▶ **Information supplied**:

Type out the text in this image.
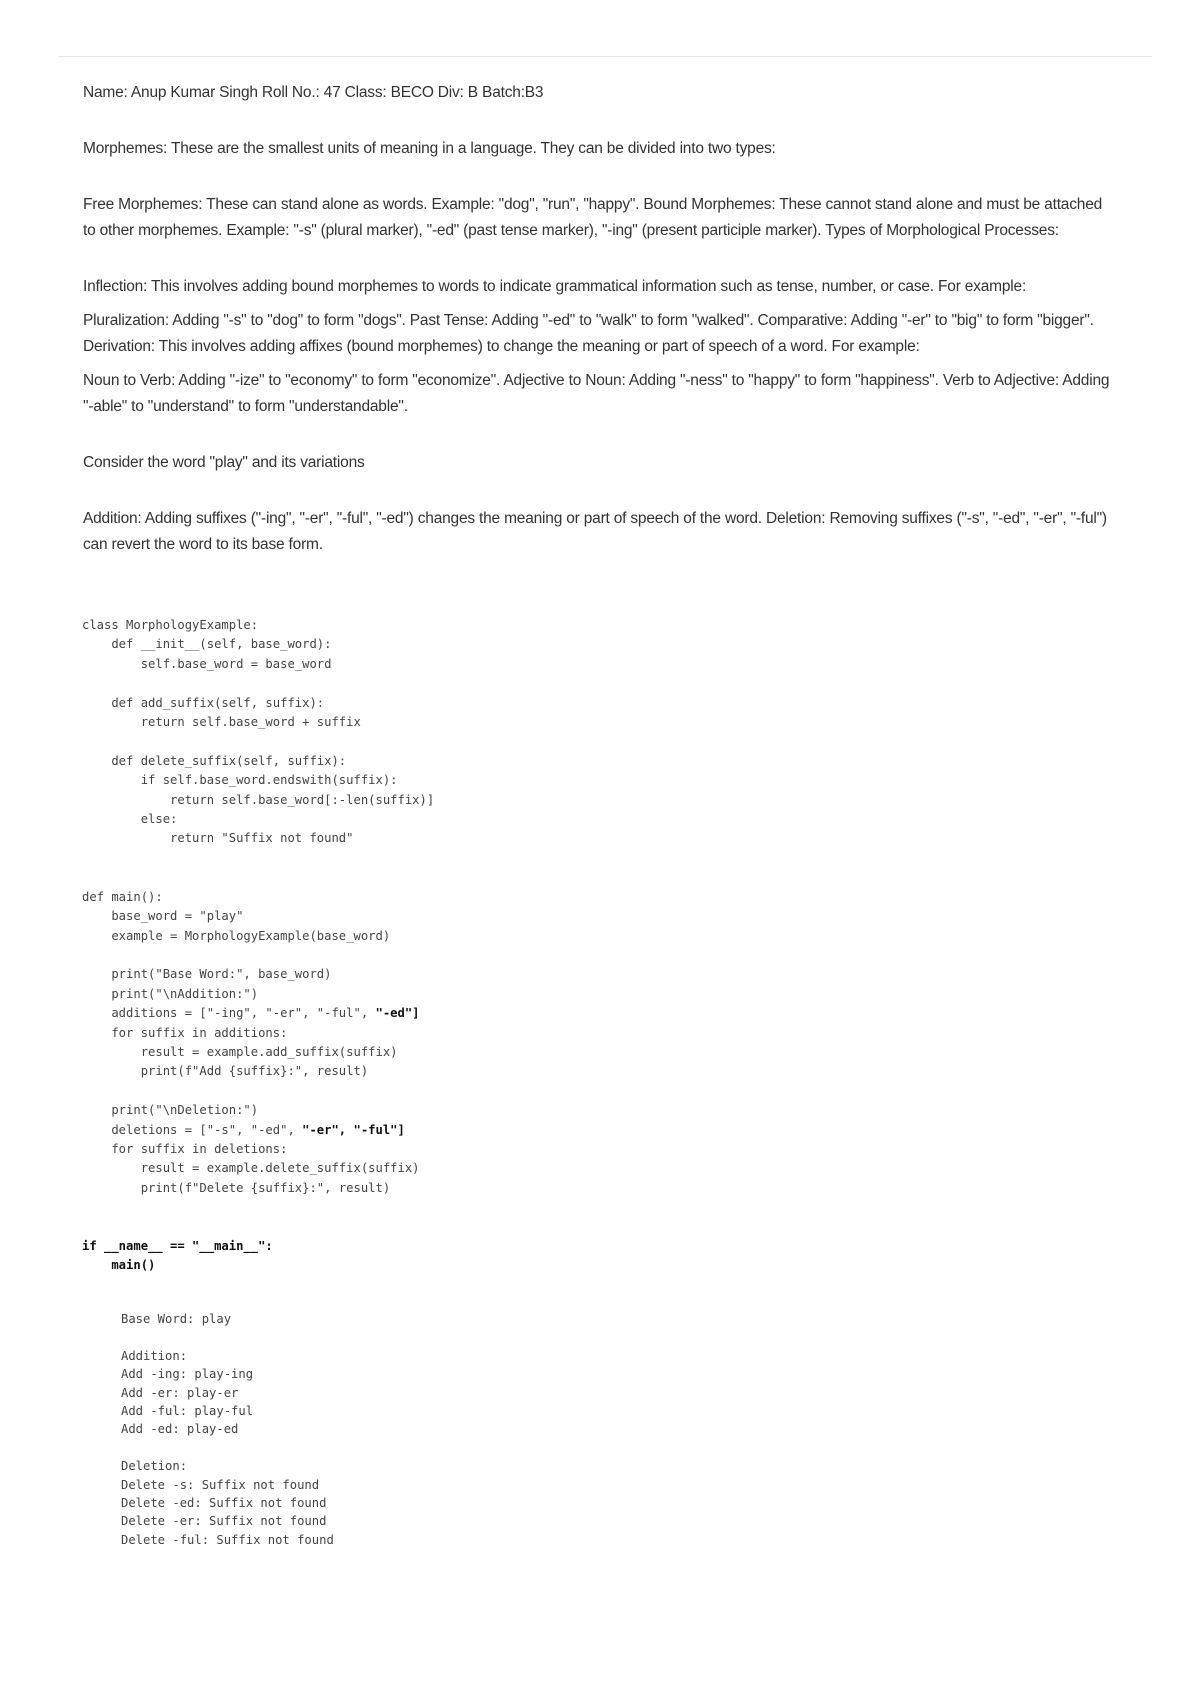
Name: Anup Kumar Singh Roll No.: 47 Class: BECO Div: B Batch:B3

Morphemes: These are the smallest units of meaning in a language. They can be divided into two types:

Free Morphemes: These can stand alone as words. Example: "dog", "run", "happy". Bound Morphemes: These cannot stand alone and must be attached to other morphemes. Example: "-s" (plural marker), "-ed" (past tense marker), "-ing" (present participle marker). Types of Morphological Processes:

Inflection: This involves adding bound morphemes to words to indicate grammatical information such as tense, number, or case. For example:

Pluralization: Adding "-s" to "dog" to form "dogs". Past Tense: Adding "-ed" to "walk" to form "walked". Comparative: Adding "-er" to "big" to form "bigger". Derivation: This involves adding affixes (bound morphemes) to change the meaning or part of speech of a word. For example:

Noun to Verb: Adding "-ize" to "economy" to form "economize". Adjective to Noun: Adding "-ness" to "happy" to form "happiness". Verb to Adjective: Adding "-able" to "understand" to form "understandable".

Consider the word "play" and its variations

Addition: Adding suffixes ("-ing", "-er", "-ful", "-ed") changes the meaning or part of speech of the word. Deletion: Removing suffixes ("-s", "-ed", "-er", "-ful") can revert the word to its base form.

class MorphologyExample:
def __init__(self, base_word):
self.base_word = base_word

def add_suffix(self, suffix):
return self.base_word + suffix

def delete_suffix(self, suffix):
if self.base_word.endswith(suffix):
return self.base_word[:-len(suffix)]
else:
return "Suffix not found"

def main():
base_word = "play"
example = MorphologyExample(base_word)

print("Base Word:", base_word)
print("\nAddition:")
additions = ["-ing", "-er", "-ful", "-ed"]
for suffix in additions:
result = example.add_suffix(suffix)
print(f"Add {suffix}:", result)

print("\nDeletion:")
deletions = ["-s", "-ed", "-er", "-ful"]
for suffix in deletions:
result = example.delete_suffix(suffix)
print(f"Delete {suffix}:", result)

if __name__ == "__main__":
main()
Base Word: play
Addition:
Add -ing: play-ing
Add -er: play-er
Add -ful: play-ful
Add -ed: play-ed
Deletion:
Delete -s: Suffix not found
Delete -ed: Suffix not found
Delete -er: Suffix not found
Delete -ful: Suffix not found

▶ **Problem to solve**:
From the material above, copy everything exactly but the pictures.

▶ **Exercise output**:
Type out the text in this image.
Name: Anup Kumar Singh Roll No.: 47 Class: BECO Div: B Batch:B3

Morphemes: These are the smallest units of meaning in a language. They can be divided into two types:

Free Morphemes: These can stand alone as words. Example: "dog", "run", "happy". Bound Morphemes: These cannot stand alone and must be attached to other morphemes. Example: "-s" (plural marker), "-ed" (past tense marker), "-ing" (present participle marker). Types of Morphological Processes:

Inflection: This involves adding bound morphemes to words to indicate grammatical information such as tense, number, or case. For example:

Pluralization: Adding "-s" to "dog" to form "dogs". Past Tense: Adding "-ed" to "walk" to form "walked". Comparative: Adding "-er" to "big" to form "bigger". Derivation: This involves adding affixes (bound morphemes) to change the meaning or part of speech of a word. For example:

Noun to Verb: Adding "-ize" to "economy" to form "economize". Adjective to Noun: Adding "-ness" to "happy" to form "happiness". Verb to Adjective: Adding "-able" to "understand" to form "understandable".

Consider the word "play" and its variations

Addition: Adding suffixes ("-ing", "-er", "-ful", "-ed") changes the meaning or part of speech of the word. Deletion: Removing suffixes ("-s", "-ed", "-er", "-ful") can revert the word to its base form.

class MorphologyExample:
def __init__(self, base_word):
self.base_word = base_word

def add_suffix(self, suffix):
return self.base_word + suffix

def delete_suffix(self, suffix):
if self.base_word.endswith(suffix):
return self.base_word[:-len(suffix)]
else:
return "Suffix not found"

def main():
base_word = "play"
example = MorphologyExample(base_word)

print("Base Word:", base_word)
print("\nAddition:")
additions = ["-ing", "-er", "-ful", "-ed"]
for suffix in additions:
result = example.add_suffix(suffix)
print(f"Add {suffix}:", result)

print("\nDeletion:")
deletions = ["-s", "-ed", "-er", "-ful"]
for suffix in deletions:
result = example.delete_suffix(suffix)
print(f"Delete {suffix}:", result)

if __name__ == "__main__":
main()
Base Word: play
Addition:
Add -ing: play-ing
Add -er: play-er
Add -ful: play-ful
Add -ed: play-ed
Deletion:
Delete -s: Suffix not found
Delete -ed: Suffix not found
Delete -er: Suffix not found
Delete -ful: Suffix not found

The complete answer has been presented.